> **Dataset entries on figures**
========================
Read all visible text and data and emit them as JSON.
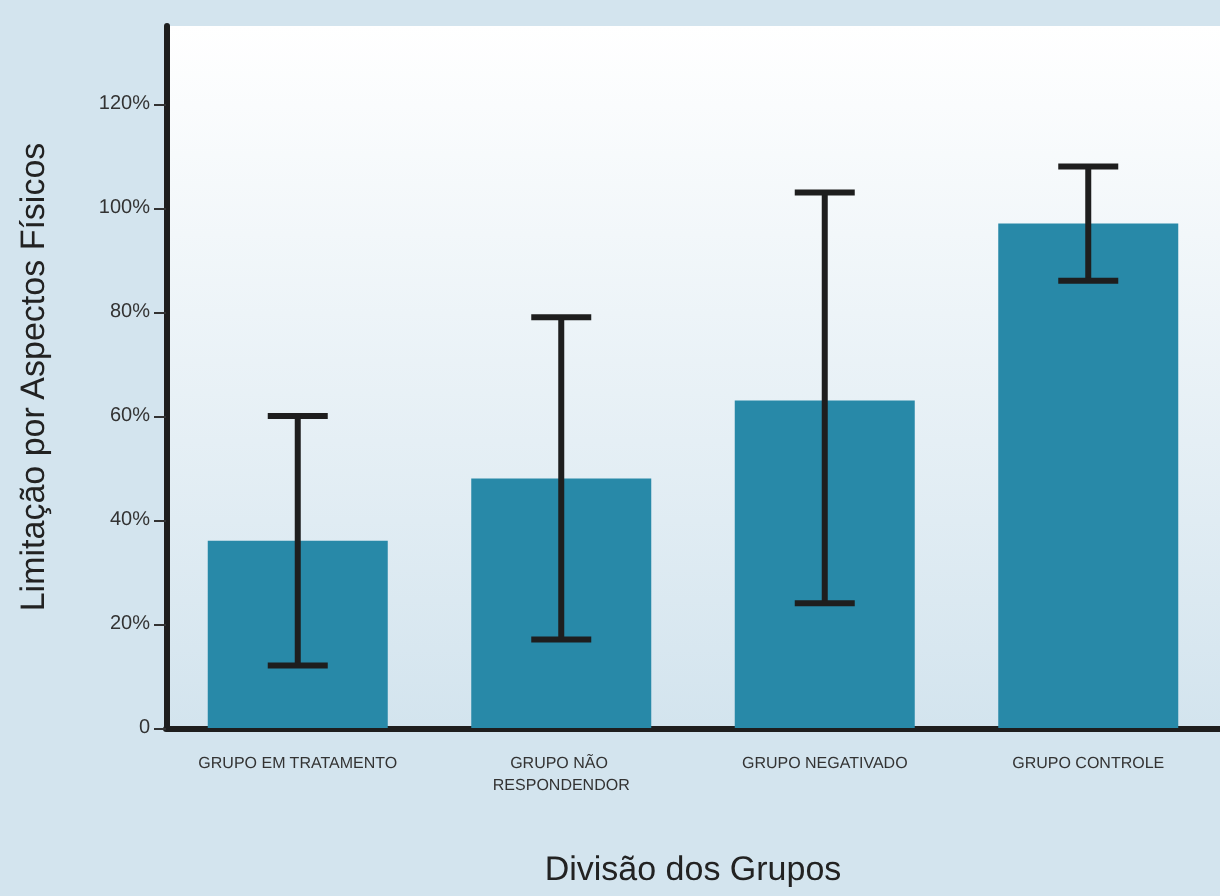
{
  "chart_data": {
    "type": "bar",
    "xlabel": "Divisão dos Grupos",
    "ylabel": "Limitação por Aspectos Físicos",
    "categories": [
      "GRUPO EM TRATAMENTO",
      "GRUPO NÃO RESPONDENDOR",
      "GRUPO NEGATIVADO",
      "GRUPO CONTROLE"
    ],
    "values": [
      36,
      48,
      63,
      97
    ],
    "color": "#2889a8",
    "errors": [
      [
        12,
        60
      ],
      [
        17,
        79
      ],
      [
        24,
        103
      ],
      [
        86,
        108
      ]
    ],
    "ylim": [
      0,
      135
    ],
    "yticks": [
      0,
      {
        "value": 20,
        "label": "20%"
      },
      {
        "value": 40,
        "label": "40%"
      },
      {
        "value": 60,
        "label": "60%"
      },
      {
        "value": 80,
        "label": "80%"
      },
      {
        "value": 100,
        "label": "100%"
      },
      {
        "value": 120,
        "label": "120%"
      }
    ],
    "grid": false
  }
}
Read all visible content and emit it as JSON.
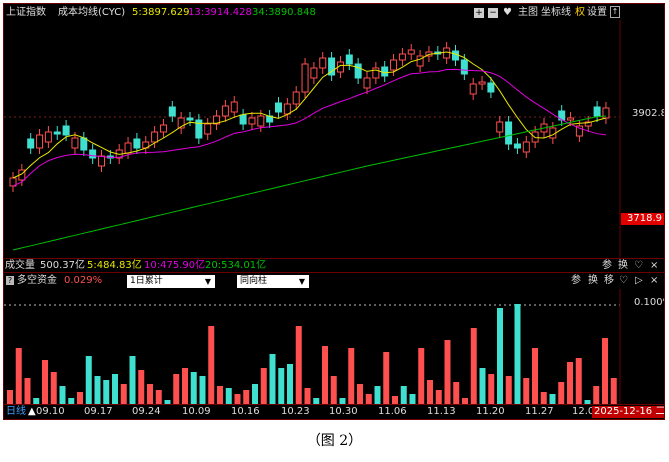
{
  "header": {
    "index_name": "上证指数",
    "indicator": "成本均线(CYC)",
    "ma5": "5:3897.629",
    "ma13": "13:3914.428",
    "ma34": "34:3890.848",
    "toolbar": [
      "主图",
      "坐标线",
      "权",
      "设置"
    ],
    "colors": {
      "ma5": "#e8e800",
      "ma13": "#e000e0",
      "ma34": "#00c000",
      "up": "#ff5050",
      "down": "#40e0d0"
    }
  },
  "price_axis": {
    "label_high": "3902.8",
    "label_low": "3718.9"
  },
  "volume_bar": {
    "title": "成交量",
    "total": "500.37亿",
    "v5": "5:484.83亿",
    "v10": "10:475.90亿",
    "v20": "20:534.01亿",
    "buttons": [
      "参",
      "换"
    ]
  },
  "sub_panel": {
    "icon_label": "?",
    "title": "多空资金",
    "value": "0.029%",
    "select_period": "1日累计",
    "select_type": "同向柱",
    "buttons": [
      "参",
      "换",
      "移"
    ],
    "axis_top": "0.100%"
  },
  "date_axis": {
    "period": "日线",
    "ticks": [
      "09.10",
      "09.17",
      "09.24",
      "10.09",
      "10.16",
      "10.23",
      "10.30",
      "11.06",
      "11.13",
      "11.20",
      "11.27",
      "12.0"
    ],
    "current_date": "2025-12-16",
    "current_date_suffix": "二"
  },
  "caption": "（图 2）"
}
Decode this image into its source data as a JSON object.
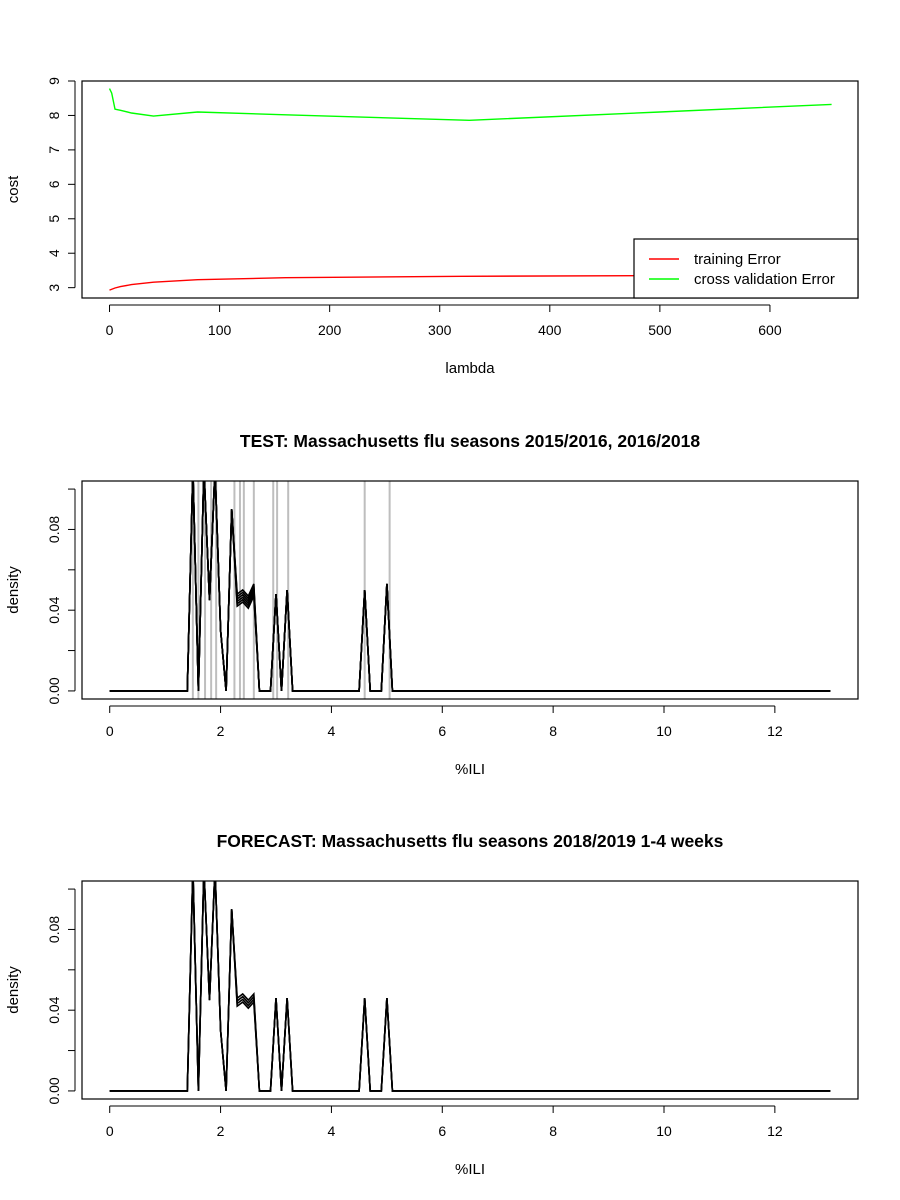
========================
> **REQUIRED TASK**
Filter the entries and copy out every line with the word "JSON".

> **ANSWER**
Read all visible text and data and emit them as JSON.
Read all visible content and emit it as JSON.
Decode this image into its source data as a JSON object.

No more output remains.